Given exercise:
Report how many lines of the listing below include the word "color". Give nothing but the number.

Start Source material

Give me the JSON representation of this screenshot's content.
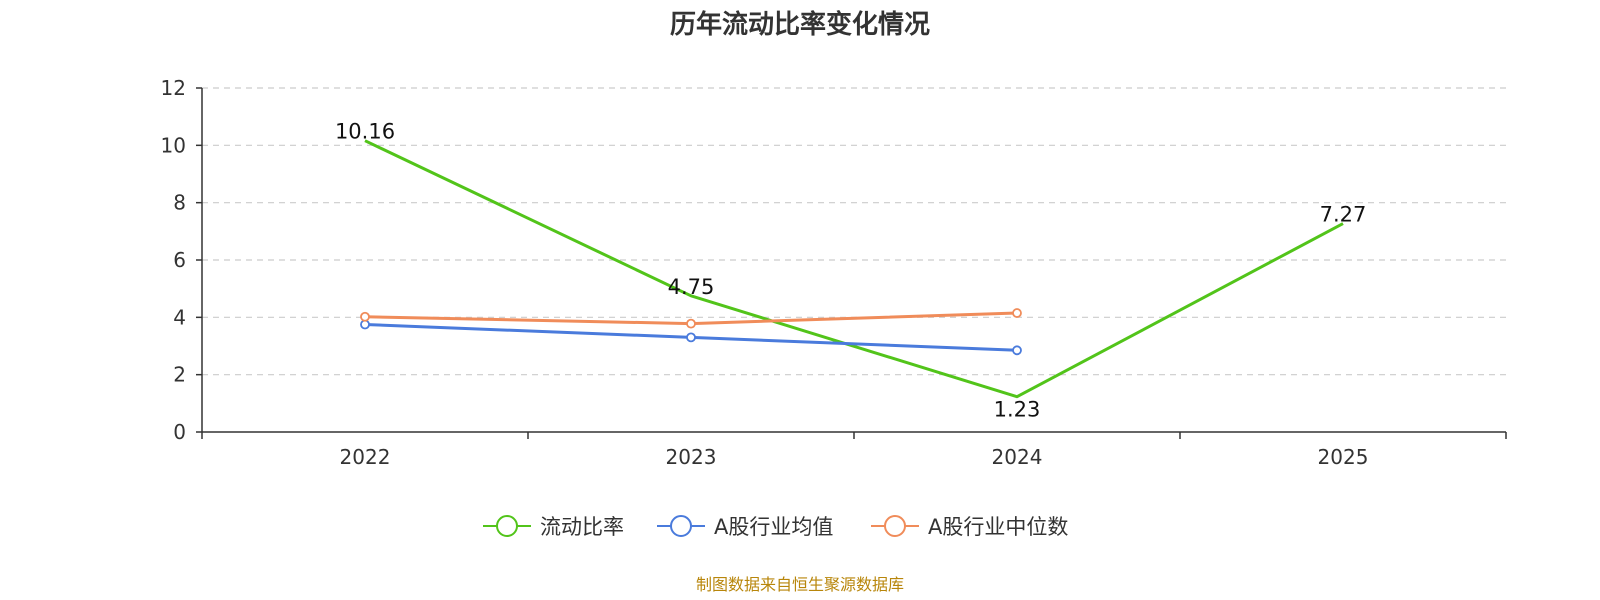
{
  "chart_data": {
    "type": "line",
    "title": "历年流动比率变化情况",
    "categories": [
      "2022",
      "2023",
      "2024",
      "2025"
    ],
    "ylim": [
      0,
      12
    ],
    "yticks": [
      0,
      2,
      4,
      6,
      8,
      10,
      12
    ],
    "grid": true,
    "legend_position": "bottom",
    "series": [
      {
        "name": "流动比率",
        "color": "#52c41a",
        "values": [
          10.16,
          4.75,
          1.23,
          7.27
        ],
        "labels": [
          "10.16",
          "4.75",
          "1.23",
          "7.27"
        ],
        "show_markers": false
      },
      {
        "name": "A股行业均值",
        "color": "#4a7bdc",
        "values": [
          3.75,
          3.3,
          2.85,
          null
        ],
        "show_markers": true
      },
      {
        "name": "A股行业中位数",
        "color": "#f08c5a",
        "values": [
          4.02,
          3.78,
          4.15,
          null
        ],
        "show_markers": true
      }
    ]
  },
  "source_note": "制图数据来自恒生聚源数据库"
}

End Source material

Solved problem:
3